* begin MATERIAL FOR THIS EXERCISE *

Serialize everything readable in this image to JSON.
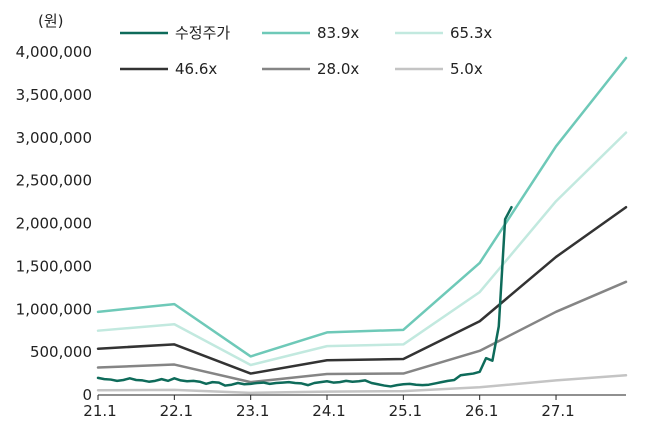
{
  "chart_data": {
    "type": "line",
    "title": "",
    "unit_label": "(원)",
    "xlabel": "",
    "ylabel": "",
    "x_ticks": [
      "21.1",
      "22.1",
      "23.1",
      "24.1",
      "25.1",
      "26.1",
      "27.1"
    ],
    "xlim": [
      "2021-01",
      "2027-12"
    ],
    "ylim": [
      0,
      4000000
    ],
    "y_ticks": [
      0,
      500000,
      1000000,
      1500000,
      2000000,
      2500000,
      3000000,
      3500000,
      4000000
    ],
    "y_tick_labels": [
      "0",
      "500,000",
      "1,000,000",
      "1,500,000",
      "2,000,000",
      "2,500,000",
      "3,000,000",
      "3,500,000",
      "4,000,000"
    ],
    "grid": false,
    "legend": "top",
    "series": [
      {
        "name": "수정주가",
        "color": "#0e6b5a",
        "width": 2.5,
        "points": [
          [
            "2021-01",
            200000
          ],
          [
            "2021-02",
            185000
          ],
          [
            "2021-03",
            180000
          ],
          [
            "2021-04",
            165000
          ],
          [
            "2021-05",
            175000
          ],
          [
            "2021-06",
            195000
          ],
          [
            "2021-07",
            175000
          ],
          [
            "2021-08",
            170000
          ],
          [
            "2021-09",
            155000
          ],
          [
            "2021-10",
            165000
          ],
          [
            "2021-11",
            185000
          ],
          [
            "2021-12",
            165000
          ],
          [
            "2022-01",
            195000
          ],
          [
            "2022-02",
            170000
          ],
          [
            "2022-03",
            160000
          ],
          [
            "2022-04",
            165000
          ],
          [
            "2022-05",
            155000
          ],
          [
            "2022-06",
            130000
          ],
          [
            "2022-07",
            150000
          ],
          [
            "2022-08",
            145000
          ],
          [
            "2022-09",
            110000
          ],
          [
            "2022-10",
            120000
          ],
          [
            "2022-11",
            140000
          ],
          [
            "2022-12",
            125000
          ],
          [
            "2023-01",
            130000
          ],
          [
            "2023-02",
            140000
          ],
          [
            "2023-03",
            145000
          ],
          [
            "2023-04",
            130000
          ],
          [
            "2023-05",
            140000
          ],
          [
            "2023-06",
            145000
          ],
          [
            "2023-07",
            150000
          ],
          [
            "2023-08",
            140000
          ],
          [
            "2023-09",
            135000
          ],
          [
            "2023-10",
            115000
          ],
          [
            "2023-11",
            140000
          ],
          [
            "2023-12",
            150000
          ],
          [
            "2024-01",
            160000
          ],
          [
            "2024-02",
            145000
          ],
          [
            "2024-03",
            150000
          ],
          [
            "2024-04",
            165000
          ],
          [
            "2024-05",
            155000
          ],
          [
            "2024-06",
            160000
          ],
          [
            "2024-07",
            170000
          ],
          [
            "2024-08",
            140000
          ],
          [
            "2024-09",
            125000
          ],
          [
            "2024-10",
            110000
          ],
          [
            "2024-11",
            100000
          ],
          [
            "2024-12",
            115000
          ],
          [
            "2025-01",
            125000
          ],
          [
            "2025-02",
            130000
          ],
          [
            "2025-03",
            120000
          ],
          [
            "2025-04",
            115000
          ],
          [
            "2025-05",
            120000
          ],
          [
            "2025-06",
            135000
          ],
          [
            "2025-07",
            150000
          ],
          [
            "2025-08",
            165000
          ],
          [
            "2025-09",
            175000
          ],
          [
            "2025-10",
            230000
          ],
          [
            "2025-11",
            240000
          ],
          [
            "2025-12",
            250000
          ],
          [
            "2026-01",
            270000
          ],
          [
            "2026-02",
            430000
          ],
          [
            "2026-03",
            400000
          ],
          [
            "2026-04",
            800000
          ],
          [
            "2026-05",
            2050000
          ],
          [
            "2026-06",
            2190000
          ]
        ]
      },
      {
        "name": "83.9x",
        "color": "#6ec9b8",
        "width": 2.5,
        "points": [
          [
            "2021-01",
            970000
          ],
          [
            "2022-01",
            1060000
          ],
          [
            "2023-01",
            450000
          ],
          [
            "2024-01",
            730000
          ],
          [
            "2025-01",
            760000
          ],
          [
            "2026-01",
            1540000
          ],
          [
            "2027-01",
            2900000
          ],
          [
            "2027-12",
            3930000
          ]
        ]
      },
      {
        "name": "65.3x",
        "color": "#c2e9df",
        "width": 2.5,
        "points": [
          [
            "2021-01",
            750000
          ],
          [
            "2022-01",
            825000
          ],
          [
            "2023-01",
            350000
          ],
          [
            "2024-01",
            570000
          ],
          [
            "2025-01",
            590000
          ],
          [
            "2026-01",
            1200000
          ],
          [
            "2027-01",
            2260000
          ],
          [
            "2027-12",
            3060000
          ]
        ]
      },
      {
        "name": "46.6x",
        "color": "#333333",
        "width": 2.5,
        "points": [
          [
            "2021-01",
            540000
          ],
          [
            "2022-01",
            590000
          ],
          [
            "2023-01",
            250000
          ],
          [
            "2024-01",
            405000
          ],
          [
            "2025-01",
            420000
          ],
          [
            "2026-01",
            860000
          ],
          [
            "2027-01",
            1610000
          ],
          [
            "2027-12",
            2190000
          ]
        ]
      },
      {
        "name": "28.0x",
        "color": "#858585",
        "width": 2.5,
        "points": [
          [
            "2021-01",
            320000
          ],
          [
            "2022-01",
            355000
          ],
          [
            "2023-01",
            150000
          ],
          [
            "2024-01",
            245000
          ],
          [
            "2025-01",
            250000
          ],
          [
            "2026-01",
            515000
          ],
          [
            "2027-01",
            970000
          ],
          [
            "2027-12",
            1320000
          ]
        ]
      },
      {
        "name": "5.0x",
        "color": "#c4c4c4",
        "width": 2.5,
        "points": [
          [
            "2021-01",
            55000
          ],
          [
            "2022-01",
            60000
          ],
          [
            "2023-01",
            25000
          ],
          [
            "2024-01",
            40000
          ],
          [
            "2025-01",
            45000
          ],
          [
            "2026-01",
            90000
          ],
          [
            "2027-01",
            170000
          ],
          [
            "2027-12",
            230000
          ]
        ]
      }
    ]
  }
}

* end MATERIAL FOR THIS EXERCISE *
* begin MATERIAL FOR THIS EXERCISE *

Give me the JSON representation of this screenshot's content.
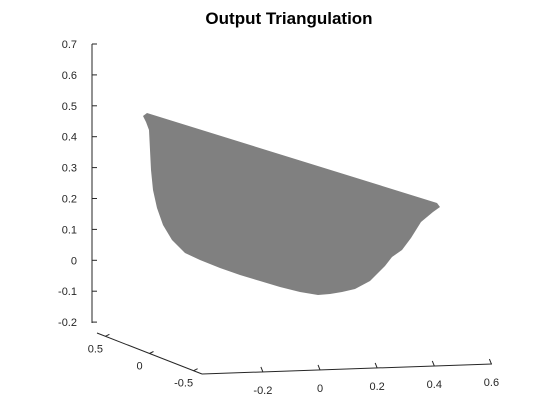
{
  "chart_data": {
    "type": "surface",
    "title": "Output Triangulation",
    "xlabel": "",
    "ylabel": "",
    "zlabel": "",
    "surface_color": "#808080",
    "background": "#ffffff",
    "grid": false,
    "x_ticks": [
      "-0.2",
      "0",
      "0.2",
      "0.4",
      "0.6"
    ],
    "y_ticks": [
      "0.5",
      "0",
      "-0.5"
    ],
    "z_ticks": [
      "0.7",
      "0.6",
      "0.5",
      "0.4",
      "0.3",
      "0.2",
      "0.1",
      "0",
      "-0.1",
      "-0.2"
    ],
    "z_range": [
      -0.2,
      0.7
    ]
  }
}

* end MATERIAL FOR THIS EXERCISE *

Take every line containing the word "JSON" and copy it.

Serialize everything readable in this image to JSON.
Give me the JSON representation of this screenshot's content.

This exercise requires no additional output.